>> START RECORDS FOR PROCESSING

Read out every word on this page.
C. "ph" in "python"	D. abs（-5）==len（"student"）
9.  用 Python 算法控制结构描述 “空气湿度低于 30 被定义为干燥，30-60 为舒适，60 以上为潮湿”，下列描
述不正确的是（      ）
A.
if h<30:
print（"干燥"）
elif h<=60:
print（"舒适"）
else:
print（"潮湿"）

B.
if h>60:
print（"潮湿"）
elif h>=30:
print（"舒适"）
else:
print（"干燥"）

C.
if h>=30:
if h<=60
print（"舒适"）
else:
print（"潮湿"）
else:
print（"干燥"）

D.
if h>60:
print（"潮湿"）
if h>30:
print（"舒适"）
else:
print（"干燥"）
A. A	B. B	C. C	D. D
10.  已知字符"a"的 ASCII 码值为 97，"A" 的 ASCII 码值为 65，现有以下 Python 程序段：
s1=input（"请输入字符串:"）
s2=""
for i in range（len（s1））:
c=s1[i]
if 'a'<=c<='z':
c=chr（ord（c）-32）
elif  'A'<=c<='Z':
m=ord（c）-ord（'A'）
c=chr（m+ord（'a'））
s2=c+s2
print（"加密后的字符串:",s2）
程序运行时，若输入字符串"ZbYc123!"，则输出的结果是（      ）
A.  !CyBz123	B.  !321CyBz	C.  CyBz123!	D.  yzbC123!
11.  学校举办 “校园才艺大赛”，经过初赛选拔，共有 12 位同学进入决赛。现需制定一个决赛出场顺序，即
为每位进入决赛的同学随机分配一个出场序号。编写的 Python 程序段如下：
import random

>> END RECORDS FOR PROCESSING

SET TASK
Transcribe the material above word for word.

SOLUTION
Read out every word on this page.
C. "ph" in "python"	D. abs（-5）==len（"student"）
9.  用 Python 算法控制结构描述 “空气湿度低于 30 被定义为干燥，30-60 为舒适，60 以上为潮湿”，下列描
述不正确的是（      ）
A.
if h<30:
print（"干燥"）
elif h<=60:
print（"舒适"）
else:
print（"潮湿"）

B.
if h>60:
print（"潮湿"）
elif h>=30:
print（"舒适"）
else:
print（"干燥"）

C.
if h>=30:
if h<=60
print（"舒适"）
else:
print（"潮湿"）
else:
print（"干燥"）

D.
if h>60:
print（"潮湿"）
if h>30:
print（"舒适"）
else:
print（"干燥"）
A. A	B. B	C. C	D. D
10.  已知字符"a"的 ASCII 码值为 97，"A" 的 ASCII 码值为 65，现有以下 Python 程序段：
s1=input（"请输入字符串:"）
s2=""
for i in range（len（s1））:
c=s1[i]
if 'a'<=c<='z':
c=chr（ord（c）-32）
elif  'A'<=c<='Z':
m=ord（c）-ord（'A'）
c=chr（m+ord（'a'））
s2=c+s2
print（"加密后的字符串:",s2）
程序运行时，若输入字符串"ZbYc123!"，则输出的结果是（      ）
A.  !CyBz123	B.  !321CyBz	C.  CyBz123!	D.  yzbC123!
11.  学校举办 “校园才艺大赛”，经过初赛选拔，共有 12 位同学进入决赛。现需制定一个决赛出场顺序，即
为每位进入决赛的同学随机分配一个出场序号。编写的 Python 程序段如下：
import random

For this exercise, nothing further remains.